__Aim__
Search the records for the word "Turns" and report each line that has it.

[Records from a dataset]
┏━━
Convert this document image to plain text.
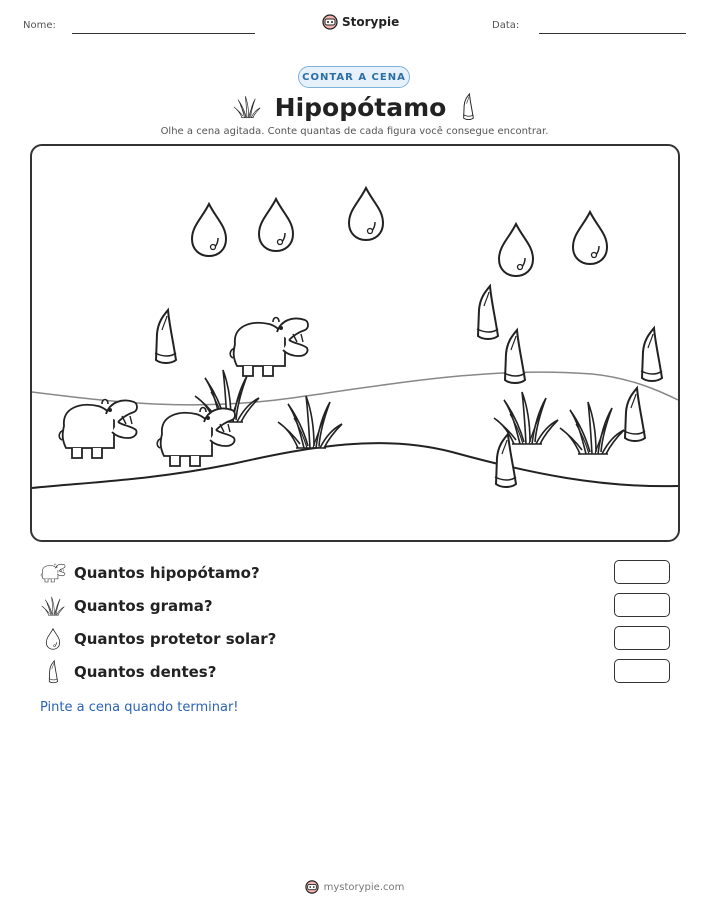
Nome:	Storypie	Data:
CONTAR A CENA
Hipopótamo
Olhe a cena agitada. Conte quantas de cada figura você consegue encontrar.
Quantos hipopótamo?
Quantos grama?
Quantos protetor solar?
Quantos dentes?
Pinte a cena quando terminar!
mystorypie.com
┗━━
┏━━
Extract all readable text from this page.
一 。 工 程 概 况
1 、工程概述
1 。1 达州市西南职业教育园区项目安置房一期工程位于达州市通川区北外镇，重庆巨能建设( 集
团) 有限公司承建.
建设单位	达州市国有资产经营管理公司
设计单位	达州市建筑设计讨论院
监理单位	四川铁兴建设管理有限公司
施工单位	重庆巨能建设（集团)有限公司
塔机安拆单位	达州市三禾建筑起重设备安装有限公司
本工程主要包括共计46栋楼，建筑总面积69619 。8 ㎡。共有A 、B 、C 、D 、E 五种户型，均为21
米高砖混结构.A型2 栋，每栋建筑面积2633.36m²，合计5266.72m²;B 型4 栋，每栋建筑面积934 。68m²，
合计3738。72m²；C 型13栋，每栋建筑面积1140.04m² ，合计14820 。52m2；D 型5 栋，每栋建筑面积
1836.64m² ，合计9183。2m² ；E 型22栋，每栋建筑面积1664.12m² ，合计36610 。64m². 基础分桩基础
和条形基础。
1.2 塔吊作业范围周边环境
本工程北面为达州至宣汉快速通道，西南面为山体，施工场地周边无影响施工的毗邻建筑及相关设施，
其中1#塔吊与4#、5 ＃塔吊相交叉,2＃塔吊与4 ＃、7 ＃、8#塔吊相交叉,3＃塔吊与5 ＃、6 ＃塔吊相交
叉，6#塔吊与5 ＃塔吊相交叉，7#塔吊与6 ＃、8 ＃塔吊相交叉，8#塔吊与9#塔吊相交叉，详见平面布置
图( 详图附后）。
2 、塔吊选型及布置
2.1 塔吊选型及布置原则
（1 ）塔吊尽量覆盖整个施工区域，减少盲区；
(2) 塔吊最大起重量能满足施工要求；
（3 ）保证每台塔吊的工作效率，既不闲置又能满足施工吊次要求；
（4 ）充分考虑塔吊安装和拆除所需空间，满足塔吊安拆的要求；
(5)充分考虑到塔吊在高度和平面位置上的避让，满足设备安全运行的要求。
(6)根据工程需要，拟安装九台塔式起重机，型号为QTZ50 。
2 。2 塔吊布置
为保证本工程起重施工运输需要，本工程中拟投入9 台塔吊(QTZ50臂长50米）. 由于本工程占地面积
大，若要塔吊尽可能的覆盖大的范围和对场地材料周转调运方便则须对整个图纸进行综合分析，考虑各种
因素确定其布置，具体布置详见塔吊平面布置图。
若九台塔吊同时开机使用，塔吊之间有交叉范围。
┗━━
┏━━
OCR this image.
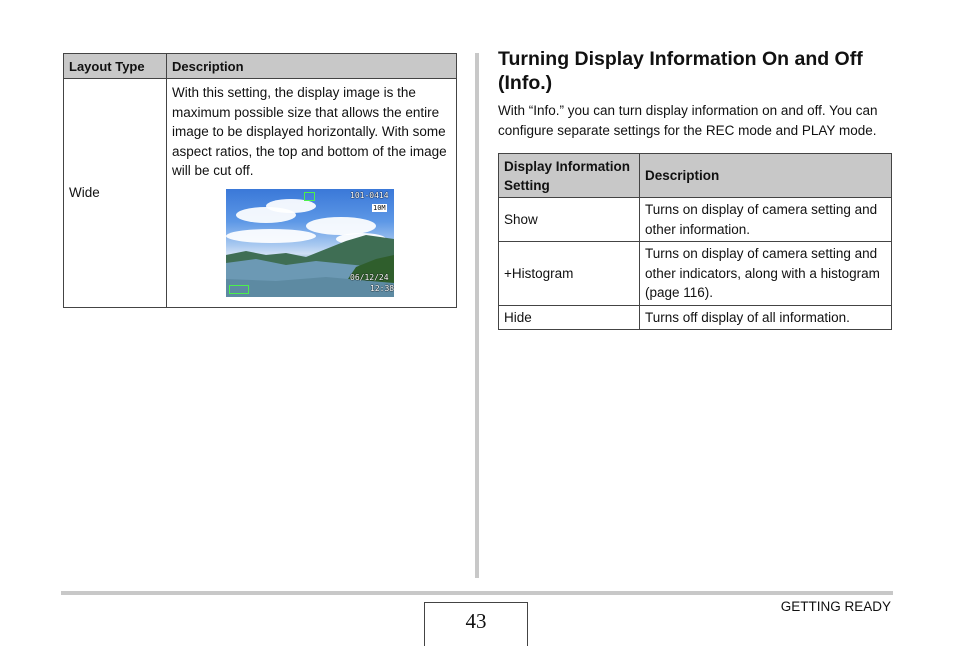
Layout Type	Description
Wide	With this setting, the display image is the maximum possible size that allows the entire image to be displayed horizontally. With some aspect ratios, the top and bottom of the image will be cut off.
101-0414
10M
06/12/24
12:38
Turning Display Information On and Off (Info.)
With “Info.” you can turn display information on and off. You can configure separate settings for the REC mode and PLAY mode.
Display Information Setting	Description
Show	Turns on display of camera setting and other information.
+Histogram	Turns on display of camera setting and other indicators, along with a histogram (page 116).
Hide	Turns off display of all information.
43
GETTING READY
┗━━
__Task result__
Show	Turns on display of camera setting and other information.
+Histogram	Turns on display of camera setting and other indicators, along with a histogram (page 116).
Hide	Turns off display of all information.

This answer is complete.